• _AIM OF THE EXERCISE_
Answer with one number: how many lines hold the string "Playing".

• _ENTRIES PROVIDED_
»»
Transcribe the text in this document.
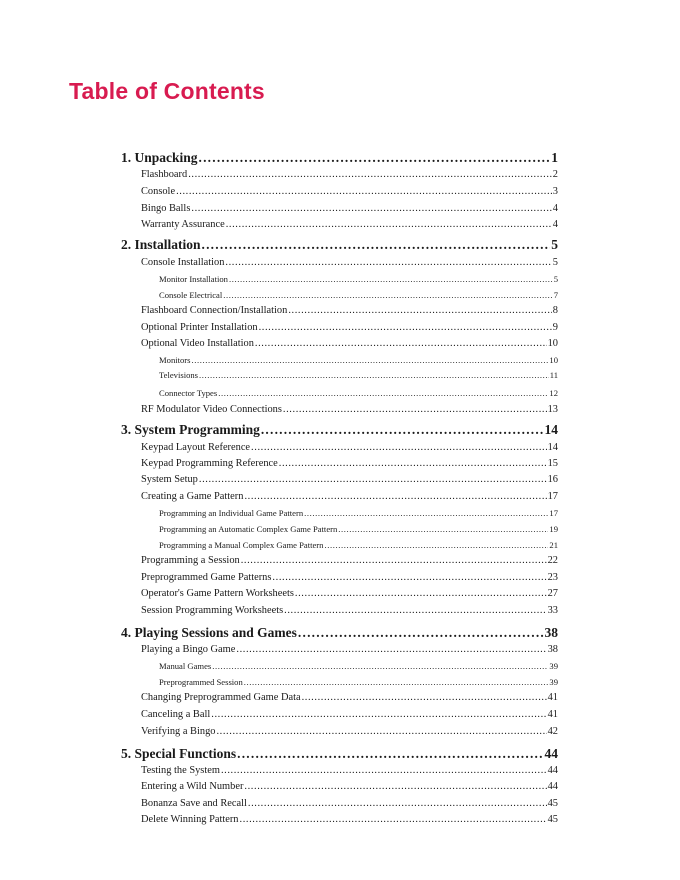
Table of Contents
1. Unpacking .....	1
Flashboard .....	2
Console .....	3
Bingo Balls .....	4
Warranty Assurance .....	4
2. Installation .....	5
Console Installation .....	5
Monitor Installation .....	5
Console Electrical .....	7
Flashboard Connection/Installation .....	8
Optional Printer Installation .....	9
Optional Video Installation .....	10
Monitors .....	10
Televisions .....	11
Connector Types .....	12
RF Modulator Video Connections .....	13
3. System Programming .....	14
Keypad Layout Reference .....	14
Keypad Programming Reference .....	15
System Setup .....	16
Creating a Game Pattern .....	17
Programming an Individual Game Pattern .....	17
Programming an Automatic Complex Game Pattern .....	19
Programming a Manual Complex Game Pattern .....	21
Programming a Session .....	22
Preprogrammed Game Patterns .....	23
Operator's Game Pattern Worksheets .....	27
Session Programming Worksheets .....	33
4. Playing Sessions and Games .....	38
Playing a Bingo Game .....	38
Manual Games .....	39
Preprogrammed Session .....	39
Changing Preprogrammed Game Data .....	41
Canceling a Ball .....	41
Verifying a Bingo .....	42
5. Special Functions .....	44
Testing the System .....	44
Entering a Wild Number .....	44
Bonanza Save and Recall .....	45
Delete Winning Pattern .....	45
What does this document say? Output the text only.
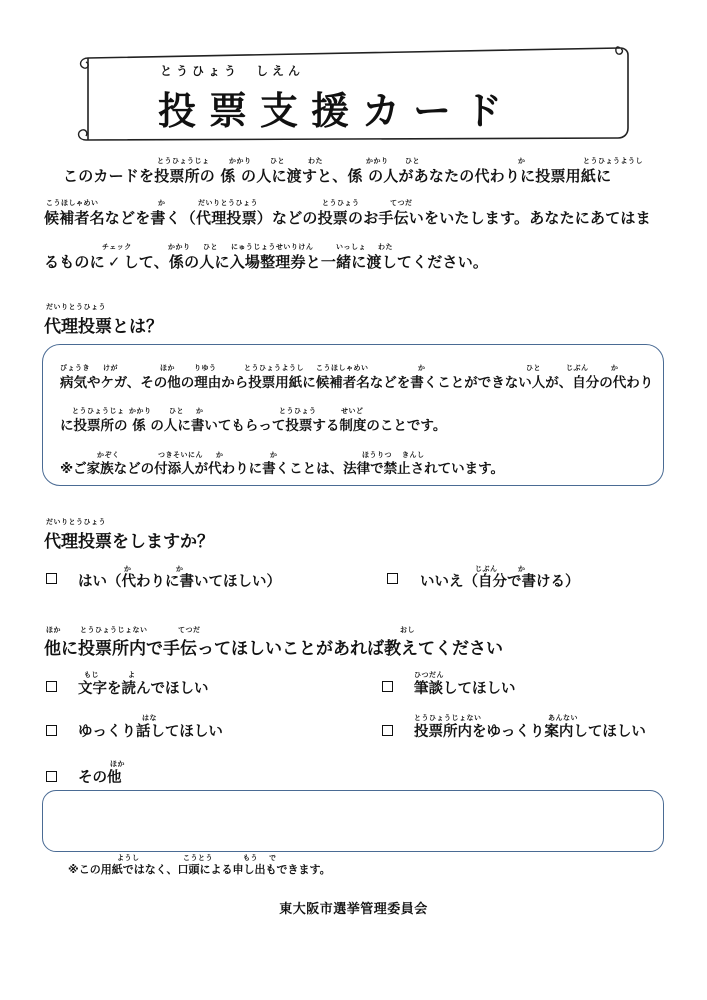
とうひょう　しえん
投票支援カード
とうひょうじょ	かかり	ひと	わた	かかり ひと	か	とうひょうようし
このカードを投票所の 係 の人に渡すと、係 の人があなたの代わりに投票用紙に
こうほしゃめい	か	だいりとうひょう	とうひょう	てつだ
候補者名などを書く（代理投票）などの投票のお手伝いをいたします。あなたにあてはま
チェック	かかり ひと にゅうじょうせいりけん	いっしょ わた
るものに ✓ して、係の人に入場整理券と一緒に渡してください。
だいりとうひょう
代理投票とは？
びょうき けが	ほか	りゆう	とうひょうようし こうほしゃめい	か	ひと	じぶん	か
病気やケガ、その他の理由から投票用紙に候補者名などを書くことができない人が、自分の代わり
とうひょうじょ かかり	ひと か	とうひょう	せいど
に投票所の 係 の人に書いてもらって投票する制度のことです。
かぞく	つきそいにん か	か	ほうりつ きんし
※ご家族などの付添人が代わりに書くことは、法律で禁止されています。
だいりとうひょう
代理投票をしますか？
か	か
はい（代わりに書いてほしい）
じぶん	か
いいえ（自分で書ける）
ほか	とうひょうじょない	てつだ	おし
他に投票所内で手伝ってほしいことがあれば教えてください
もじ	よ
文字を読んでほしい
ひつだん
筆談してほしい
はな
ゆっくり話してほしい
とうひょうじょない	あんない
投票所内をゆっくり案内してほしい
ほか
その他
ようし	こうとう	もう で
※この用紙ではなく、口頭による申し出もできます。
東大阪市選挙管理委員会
««
• _TASK RESULT_
2